→ **Goal**
Set down every entry word for word. Omit the pictures.

•••

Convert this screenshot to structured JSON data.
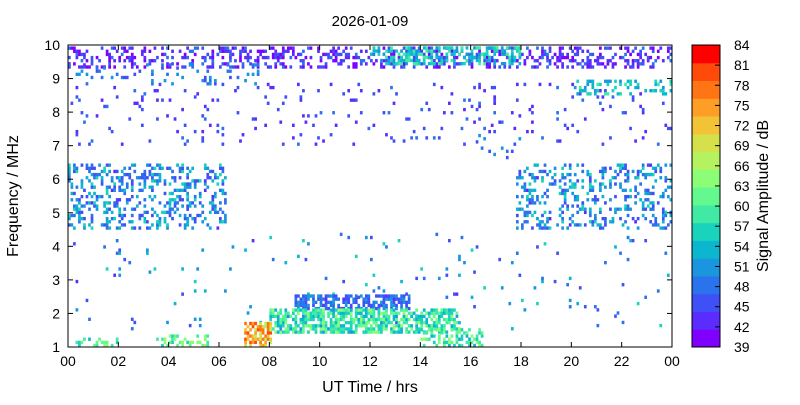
{
  "chart_data": {
    "type": "heatmap",
    "title": "2026-01-09",
    "xlabel": "UT Time / hrs",
    "ylabel": "Frequency / MHz",
    "colorbar_label": "Signal Amplitude / dB",
    "xlim": [
      0,
      24
    ],
    "ylim": [
      1,
      10
    ],
    "x_ticks": [
      "00",
      "02",
      "04",
      "06",
      "08",
      "10",
      "12",
      "14",
      "16",
      "18",
      "20",
      "22",
      "00"
    ],
    "y_ticks": [
      "1",
      "2",
      "3",
      "4",
      "5",
      "6",
      "7",
      "8",
      "9",
      "10"
    ],
    "colorbar_range": [
      39,
      84
    ],
    "colorbar_ticks": [
      "39",
      "42",
      "45",
      "48",
      "51",
      "54",
      "57",
      "60",
      "63",
      "66",
      "69",
      "72",
      "75",
      "78",
      "81",
      "84"
    ],
    "colorbar_colors": [
      "#7f00ff",
      "#5a2cfd",
      "#3f50f7",
      "#2b73ec",
      "#1996de",
      "#0cb6cf",
      "#1ad3bc",
      "#40eaa5",
      "#64f98e",
      "#8cfd76",
      "#b4f35f",
      "#d5e04a",
      "#f2c237",
      "#ff9e26",
      "#ff7516",
      "#ff4a09",
      "#ff0000"
    ],
    "grid": false,
    "legend": "colorbar-right",
    "regions": [
      {
        "t": [
          0.0,
          24.0
        ],
        "f": [
          9.3,
          9.9
        ],
        "amp": [
          39,
          48
        ],
        "density": 0.35
      },
      {
        "t": [
          12.0,
          18.0
        ],
        "f": [
          9.4,
          9.95
        ],
        "amp": [
          50,
          60
        ],
        "density": 0.45
      },
      {
        "t": [
          0.0,
          7.5
        ],
        "f": [
          8.8,
          9.4
        ],
        "amp": [
          44,
          52
        ],
        "density": 0.12
      },
      {
        "t": [
          0.0,
          24.0
        ],
        "f": [
          7.0,
          8.8
        ],
        "amp": [
          42,
          48
        ],
        "density": 0.05
      },
      {
        "t": [
          0.0,
          6.2
        ],
        "f": [
          4.5,
          6.4
        ],
        "amp": [
          44,
          56
        ],
        "density": 0.32
      },
      {
        "t": [
          17.8,
          24.0
        ],
        "f": [
          4.5,
          6.4
        ],
        "amp": [
          44,
          56
        ],
        "density": 0.28
      },
      {
        "t": [
          0.0,
          24.0
        ],
        "f": [
          1.5,
          4.4
        ],
        "amp": [
          44,
          56
        ],
        "density": 0.02
      },
      {
        "t": [
          9.0,
          13.5
        ],
        "f": [
          2.1,
          2.5
        ],
        "amp": [
          44,
          52
        ],
        "density": 0.6
      },
      {
        "t": [
          8.0,
          15.5
        ],
        "f": [
          1.4,
          2.1
        ],
        "amp": [
          52,
          64
        ],
        "density": 0.7
      },
      {
        "t": [
          7.0,
          8.0
        ],
        "f": [
          1.0,
          1.7
        ],
        "amp": [
          66,
          80
        ],
        "density": 0.7
      },
      {
        "t": [
          0.0,
          2.0
        ],
        "f": [
          1.0,
          1.2
        ],
        "amp": [
          54,
          64
        ],
        "density": 0.25
      },
      {
        "t": [
          3.5,
          5.5
        ],
        "f": [
          1.0,
          1.3
        ],
        "amp": [
          56,
          66
        ],
        "density": 0.4
      },
      {
        "t": [
          14.0,
          16.5
        ],
        "f": [
          1.0,
          1.5
        ],
        "amp": [
          54,
          64
        ],
        "density": 0.3
      },
      {
        "t": [
          16.0,
          18.0
        ],
        "f": [
          6.6,
          7.3
        ],
        "amp": [
          44,
          52
        ],
        "density": 0.1
      },
      {
        "t": [
          20.0,
          24.0
        ],
        "f": [
          8.5,
          8.9
        ],
        "amp": [
          50,
          58
        ],
        "density": 0.3
      }
    ]
  }
}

•••

→ **Answer for this exercise**
Convert this screenshot to structured JSON data.
{
  "chart_data": {
    "type": "heatmap",
    "title": "2026-01-09",
    "xlabel": "UT Time / hrs",
    "ylabel": "Frequency / MHz",
    "colorbar_label": "Signal Amplitude / dB",
    "xlim": [
      0,
      24
    ],
    "ylim": [
      1,
      10
    ],
    "x_ticks": [
      "00",
      "02",
      "04",
      "06",
      "08",
      "10",
      "12",
      "14",
      "16",
      "18",
      "20",
      "22",
      "00"
    ],
    "y_ticks": [
      "1",
      "2",
      "3",
      "4",
      "5",
      "6",
      "7",
      "8",
      "9",
      "10"
    ],
    "colorbar_range": [
      39,
      84
    ],
    "colorbar_ticks": [
      "39",
      "42",
      "45",
      "48",
      "51",
      "54",
      "57",
      "60",
      "63",
      "66",
      "69",
      "72",
      "75",
      "78",
      "81",
      "84"
    ],
    "colorbar_colors": [
      "#7f00ff",
      "#5a2cfd",
      "#3f50f7",
      "#2b73ec",
      "#1996de",
      "#0cb6cf",
      "#1ad3bc",
      "#40eaa5",
      "#64f98e",
      "#8cfd76",
      "#b4f35f",
      "#d5e04a",
      "#f2c237",
      "#ff9e26",
      "#ff7516",
      "#ff4a09",
      "#ff0000"
    ],
    "grid": false,
    "legend": "colorbar-right",
    "regions": [
      {
        "t": [
          0.0,
          24.0
        ],
        "f": [
          9.3,
          9.9
        ],
        "amp": [
          39,
          48
        ],
        "density": 0.35
      },
      {
        "t": [
          12.0,
          18.0
        ],
        "f": [
          9.4,
          9.95
        ],
        "amp": [
          50,
          60
        ],
        "density": 0.45
      },
      {
        "t": [
          0.0,
          7.5
        ],
        "f": [
          8.8,
          9.4
        ],
        "amp": [
          44,
          52
        ],
        "density": 0.12
      },
      {
        "t": [
          0.0,
          24.0
        ],
        "f": [
          7.0,
          8.8
        ],
        "amp": [
          42,
          48
        ],
        "density": 0.05
      },
      {
        "t": [
          0.0,
          6.2
        ],
        "f": [
          4.5,
          6.4
        ],
        "amp": [
          44,
          56
        ],
        "density": 0.32
      },
      {
        "t": [
          17.8,
          24.0
        ],
        "f": [
          4.5,
          6.4
        ],
        "amp": [
          44,
          56
        ],
        "density": 0.28
      },
      {
        "t": [
          0.0,
          24.0
        ],
        "f": [
          1.5,
          4.4
        ],
        "amp": [
          44,
          56
        ],
        "density": 0.02
      },
      {
        "t": [
          9.0,
          13.5
        ],
        "f": [
          2.1,
          2.5
        ],
        "amp": [
          44,
          52
        ],
        "density": 0.6
      },
      {
        "t": [
          8.0,
          15.5
        ],
        "f": [
          1.4,
          2.1
        ],
        "amp": [
          52,
          64
        ],
        "density": 0.7
      },
      {
        "t": [
          7.0,
          8.0
        ],
        "f": [
          1.0,
          1.7
        ],
        "amp": [
          66,
          80
        ],
        "density": 0.7
      },
      {
        "t": [
          0.0,
          2.0
        ],
        "f": [
          1.0,
          1.2
        ],
        "amp": [
          54,
          64
        ],
        "density": 0.25
      },
      {
        "t": [
          3.5,
          5.5
        ],
        "f": [
          1.0,
          1.3
        ],
        "amp": [
          56,
          66
        ],
        "density": 0.4
      },
      {
        "t": [
          14.0,
          16.5
        ],
        "f": [
          1.0,
          1.5
        ],
        "amp": [
          54,
          64
        ],
        "density": 0.3
      },
      {
        "t": [
          16.0,
          18.0
        ],
        "f": [
          6.6,
          7.3
        ],
        "amp": [
          44,
          52
        ],
        "density": 0.1
      },
      {
        "t": [
          20.0,
          24.0
        ],
        "f": [
          8.5,
          8.9
        ],
        "amp": [
          50,
          58
        ],
        "density": 0.3
      }
    ]
  }
}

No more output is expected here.